Reproduce this listing in full.

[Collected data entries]
___

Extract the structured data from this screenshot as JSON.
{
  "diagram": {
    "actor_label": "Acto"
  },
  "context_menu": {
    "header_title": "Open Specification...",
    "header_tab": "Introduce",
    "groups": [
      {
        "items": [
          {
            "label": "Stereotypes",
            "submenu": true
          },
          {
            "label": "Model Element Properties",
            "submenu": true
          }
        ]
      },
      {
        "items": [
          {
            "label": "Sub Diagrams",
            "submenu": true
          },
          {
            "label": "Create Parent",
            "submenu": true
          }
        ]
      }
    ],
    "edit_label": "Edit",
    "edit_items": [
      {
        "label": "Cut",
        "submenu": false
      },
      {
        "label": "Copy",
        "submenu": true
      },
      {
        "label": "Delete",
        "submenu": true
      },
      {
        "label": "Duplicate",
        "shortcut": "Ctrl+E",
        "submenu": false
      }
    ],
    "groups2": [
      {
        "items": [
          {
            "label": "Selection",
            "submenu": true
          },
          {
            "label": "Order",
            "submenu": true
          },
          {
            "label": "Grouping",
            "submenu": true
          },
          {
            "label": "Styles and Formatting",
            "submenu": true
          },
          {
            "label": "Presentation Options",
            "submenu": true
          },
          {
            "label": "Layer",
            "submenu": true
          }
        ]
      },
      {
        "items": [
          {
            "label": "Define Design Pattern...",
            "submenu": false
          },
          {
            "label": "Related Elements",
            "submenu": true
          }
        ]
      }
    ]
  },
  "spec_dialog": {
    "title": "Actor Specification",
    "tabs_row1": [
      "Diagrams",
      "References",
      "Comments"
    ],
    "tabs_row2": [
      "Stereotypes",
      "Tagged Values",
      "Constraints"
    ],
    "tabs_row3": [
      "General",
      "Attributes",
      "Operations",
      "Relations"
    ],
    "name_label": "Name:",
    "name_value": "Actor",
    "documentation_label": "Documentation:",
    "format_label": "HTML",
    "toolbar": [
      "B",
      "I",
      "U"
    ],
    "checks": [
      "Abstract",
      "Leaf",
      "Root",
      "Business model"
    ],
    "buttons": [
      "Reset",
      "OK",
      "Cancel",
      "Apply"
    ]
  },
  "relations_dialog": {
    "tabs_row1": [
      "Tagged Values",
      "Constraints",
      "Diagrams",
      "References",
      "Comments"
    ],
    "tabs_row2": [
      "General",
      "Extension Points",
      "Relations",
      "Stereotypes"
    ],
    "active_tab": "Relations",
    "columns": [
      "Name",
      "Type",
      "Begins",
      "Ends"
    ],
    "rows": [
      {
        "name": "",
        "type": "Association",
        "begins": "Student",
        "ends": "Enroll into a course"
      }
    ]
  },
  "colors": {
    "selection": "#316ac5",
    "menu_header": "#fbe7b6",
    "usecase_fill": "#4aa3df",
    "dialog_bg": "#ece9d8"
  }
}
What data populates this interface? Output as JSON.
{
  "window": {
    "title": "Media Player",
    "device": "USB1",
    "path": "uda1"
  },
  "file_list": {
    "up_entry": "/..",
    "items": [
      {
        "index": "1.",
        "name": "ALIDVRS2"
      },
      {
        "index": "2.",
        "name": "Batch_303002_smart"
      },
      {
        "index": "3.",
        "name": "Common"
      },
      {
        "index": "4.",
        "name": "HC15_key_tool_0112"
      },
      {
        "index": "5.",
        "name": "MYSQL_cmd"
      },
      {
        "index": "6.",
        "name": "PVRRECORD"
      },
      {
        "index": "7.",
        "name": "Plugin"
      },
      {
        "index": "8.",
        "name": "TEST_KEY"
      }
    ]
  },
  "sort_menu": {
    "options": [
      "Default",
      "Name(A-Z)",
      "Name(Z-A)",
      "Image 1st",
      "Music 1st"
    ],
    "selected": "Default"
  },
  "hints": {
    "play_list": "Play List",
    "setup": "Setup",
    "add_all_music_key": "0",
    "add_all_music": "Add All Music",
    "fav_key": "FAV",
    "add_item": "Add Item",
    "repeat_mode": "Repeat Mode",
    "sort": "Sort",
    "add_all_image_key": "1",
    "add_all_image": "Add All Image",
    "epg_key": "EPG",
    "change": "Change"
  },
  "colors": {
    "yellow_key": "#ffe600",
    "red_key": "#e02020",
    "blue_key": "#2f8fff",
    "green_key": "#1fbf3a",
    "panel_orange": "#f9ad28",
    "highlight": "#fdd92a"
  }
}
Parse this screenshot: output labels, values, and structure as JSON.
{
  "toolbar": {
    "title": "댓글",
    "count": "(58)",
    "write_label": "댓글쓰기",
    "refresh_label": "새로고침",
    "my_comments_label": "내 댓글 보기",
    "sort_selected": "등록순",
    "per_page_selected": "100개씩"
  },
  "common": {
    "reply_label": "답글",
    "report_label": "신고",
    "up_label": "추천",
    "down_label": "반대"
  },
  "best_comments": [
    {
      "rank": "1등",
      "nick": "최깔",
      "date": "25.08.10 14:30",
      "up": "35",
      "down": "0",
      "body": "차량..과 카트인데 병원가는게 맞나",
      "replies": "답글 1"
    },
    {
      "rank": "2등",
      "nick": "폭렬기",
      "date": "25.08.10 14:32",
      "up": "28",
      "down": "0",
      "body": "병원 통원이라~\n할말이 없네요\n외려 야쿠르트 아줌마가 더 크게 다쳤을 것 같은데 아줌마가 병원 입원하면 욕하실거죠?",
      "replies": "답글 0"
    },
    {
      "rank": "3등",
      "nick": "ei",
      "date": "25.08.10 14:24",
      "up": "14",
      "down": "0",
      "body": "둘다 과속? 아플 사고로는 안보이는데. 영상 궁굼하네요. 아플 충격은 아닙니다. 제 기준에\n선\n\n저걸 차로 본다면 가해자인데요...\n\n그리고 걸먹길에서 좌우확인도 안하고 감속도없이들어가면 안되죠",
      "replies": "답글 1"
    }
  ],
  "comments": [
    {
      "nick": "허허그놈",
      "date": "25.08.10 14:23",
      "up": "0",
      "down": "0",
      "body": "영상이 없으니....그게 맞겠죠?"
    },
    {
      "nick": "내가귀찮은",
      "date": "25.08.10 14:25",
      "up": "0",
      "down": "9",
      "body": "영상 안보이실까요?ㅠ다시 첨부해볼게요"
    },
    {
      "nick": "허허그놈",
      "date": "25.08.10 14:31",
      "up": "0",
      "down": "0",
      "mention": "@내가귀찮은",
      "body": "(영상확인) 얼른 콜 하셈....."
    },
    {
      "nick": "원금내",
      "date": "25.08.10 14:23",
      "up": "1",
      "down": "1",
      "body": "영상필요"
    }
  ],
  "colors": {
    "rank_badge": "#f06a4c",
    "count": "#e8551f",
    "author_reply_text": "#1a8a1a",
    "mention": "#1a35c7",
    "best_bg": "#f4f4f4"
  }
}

___

• **Response**:
Extract the structured data from this screenshot as JSON.
{
  "diagram": {
    "actor_label": "Acto"
  },
  "context_menu": {
    "header_title": "Open Specification...",
    "header_tab": "Introduce",
    "groups": [
      {
        "items": [
          {
            "label": "Stereotypes",
            "submenu": true
          },
          {
            "label": "Model Element Properties",
            "submenu": true
          }
        ]
      },
      {
        "items": [
          {
            "label": "Sub Diagrams",
            "submenu": true
          },
          {
            "label": "Create Parent",
            "submenu": true
          }
        ]
      }
    ],
    "edit_label": "Edit",
    "edit_items": [
      {
        "label": "Cut",
        "submenu": false
      },
      {
        "label": "Copy",
        "submenu": true
      },
      {
        "label": "Delete",
        "submenu": true
      },
      {
        "label": "Duplicate",
        "shortcut": "Ctrl+E",
        "submenu": false
      }
    ],
    "groups2": [
      {
        "items": [
          {
            "label": "Selection",
            "submenu": true
          },
          {
            "label": "Order",
            "submenu": true
          },
          {
            "label": "Grouping",
            "submenu": true
          },
          {
            "label": "Styles and Formatting",
            "submenu": true
          },
          {
            "label": "Presentation Options",
            "submenu": true
          },
          {
            "label": "Layer",
            "submenu": true
          }
        ]
      },
      {
        "items": [
          {
            "label": "Define Design Pattern...",
            "submenu": false
          },
          {
            "label": "Related Elements",
            "submenu": true
          }
        ]
      }
    ]
  },
  "spec_dialog": {
    "title": "Actor Specification",
    "tabs_row1": [
      "Diagrams",
      "References",
      "Comments"
    ],
    "tabs_row2": [
      "Stereotypes",
      "Tagged Values",
      "Constraints"
    ],
    "tabs_row3": [
      "General",
      "Attributes",
      "Operations",
      "Relations"
    ],
    "name_label": "Name:",
    "name_value": "Actor",
    "documentation_label": "Documentation:",
    "format_label": "HTML",
    "toolbar": [
      "B",
      "I",
      "U"
    ],
    "checks": [
      "Abstract",
      "Leaf",
      "Root",
      "Business model"
    ],
    "buttons": [
      "Reset",
      "OK",
      "Cancel",
      "Apply"
    ]
  },
  "relations_dialog": {
    "tabs_row1": [
      "Tagged Values",
      "Constraints",
      "Diagrams",
      "References",
      "Comments"
    ],
    "tabs_row2": [
      "General",
      "Extension Points",
      "Relations",
      "Stereotypes"
    ],
    "active_tab": "Relations",
    "columns": [
      "Name",
      "Type",
      "Begins",
      "Ends"
    ],
    "rows": [
      {
        "name": "",
        "type": "Association",
        "begins": "Student",
        "ends": "Enroll into a course"
      }
    ]
  },
  "colors": {
    "selection": "#316ac5",
    "menu_header": "#fbe7b6",
    "usecase_fill": "#4aa3df",
    "dialog_bg": "#ece9d8"
  }
}
What data populates this interface? Output as JSON.
{
  "window": {
    "title": "Media Player",
    "device": "USB1",
    "path": "uda1"
  },
  "file_list": {
    "up_entry": "/..",
    "items": [
      {
        "index": "1.",
        "name": "ALIDVRS2"
      },
      {
        "index": "2.",
        "name": "Batch_303002_smart"
      },
      {
        "index": "3.",
        "name": "Common"
      },
      {
        "index": "4.",
        "name": "HC15_key_tool_0112"
      },
      {
        "index": "5.",
        "name": "MYSQL_cmd"
      },
      {
        "index": "6.",
        "name": "PVRRECORD"
      },
      {
        "index": "7.",
        "name": "Plugin"
      },
      {
        "index": "8.",
        "name": "TEST_KEY"
      }
    ]
  },
  "sort_menu": {
    "options": [
      "Default",
      "Name(A-Z)",
      "Name(Z-A)",
      "Image 1st",
      "Music 1st"
    ],
    "selected": "Default"
  },
  "hints": {
    "play_list": "Play List",
    "setup": "Setup",
    "add_all_music_key": "0",
    "add_all_music": "Add All Music",
    "fav_key": "FAV",
    "add_item": "Add Item",
    "repeat_mode": "Repeat Mode",
    "sort": "Sort",
    "add_all_image_key": "1",
    "add_all_image": "Add All Image",
    "epg_key": "EPG",
    "change": "Change"
  },
  "colors": {
    "yellow_key": "#ffe600",
    "red_key": "#e02020",
    "blue_key": "#2f8fff",
    "green_key": "#1fbf3a",
    "panel_orange": "#f9ad28",
    "highlight": "#fdd92a"
  }
}
Parse this screenshot: output labels, values, and structure as JSON.
{
  "toolbar": {
    "title": "댓글",
    "count": "(58)",
    "write_label": "댓글쓰기",
    "refresh_label": "새로고침",
    "my_comments_label": "내 댓글 보기",
    "sort_selected": "등록순",
    "per_page_selected": "100개씩"
  },
  "common": {
    "reply_label": "답글",
    "report_label": "신고",
    "up_label": "추천",
    "down_label": "반대"
  },
  "best_comments": [
    {
      "rank": "1등",
      "nick": "최깔",
      "date": "25.08.10 14:30",
      "up": "35",
      "down": "0",
      "body": "차량..과 카트인데 병원가는게 맞나",
      "replies": "답글 1"
    },
    {
      "rank": "2등",
      "nick": "폭렬기",
      "date": "25.08.10 14:32",
      "up": "28",
      "down": "0",
      "body": "병원 통원이라~\n할말이 없네요\n외려 야쿠르트 아줌마가 더 크게 다쳤을 것 같은데 아줌마가 병원 입원하면 욕하실거죠?",
      "replies": "답글 0"
    },
    {
      "rank": "3등",
      "nick": "ei",
      "date": "25.08.10 14:24",
      "up": "14",
      "down": "0",
      "body": "둘다 과속? 아플 사고로는 안보이는데. 영상 궁굼하네요. 아플 충격은 아닙니다. 제 기준에\n선\n\n저걸 차로 본다면 가해자인데요...\n\n그리고 걸먹길에서 좌우확인도 안하고 감속도없이들어가면 안되죠",
      "replies": "답글 1"
    }
  ],
  "comments": [
    {
      "nick": "허허그놈",
      "date": "25.08.10 14:23",
      "up": "0",
      "down": "0",
      "body": "영상이 없으니....그게 맞겠죠?"
    },
    {
      "nick": "내가귀찮은",
      "date": "25.08.10 14:25",
      "up": "0",
      "down": "9",
      "body": "영상 안보이실까요?ㅠ다시 첨부해볼게요"
    },
    {
      "nick": "허허그놈",
      "date": "25.08.10 14:31",
      "up": "0",
      "down": "0",
      "mention": "@내가귀찮은",
      "body": "(영상확인) 얼른 콜 하셈....."
    },
    {
      "nick": "원금내",
      "date": "25.08.10 14:23",
      "up": "1",
      "down": "1",
      "body": "영상필요"
    }
  ],
  "colors": {
    "rank_badge": "#f06a4c",
    "count": "#e8551f",
    "author_reply_text": "#1a8a1a",
    "mention": "#1a35c7",
    "best_bg": "#f4f4f4"
  }
}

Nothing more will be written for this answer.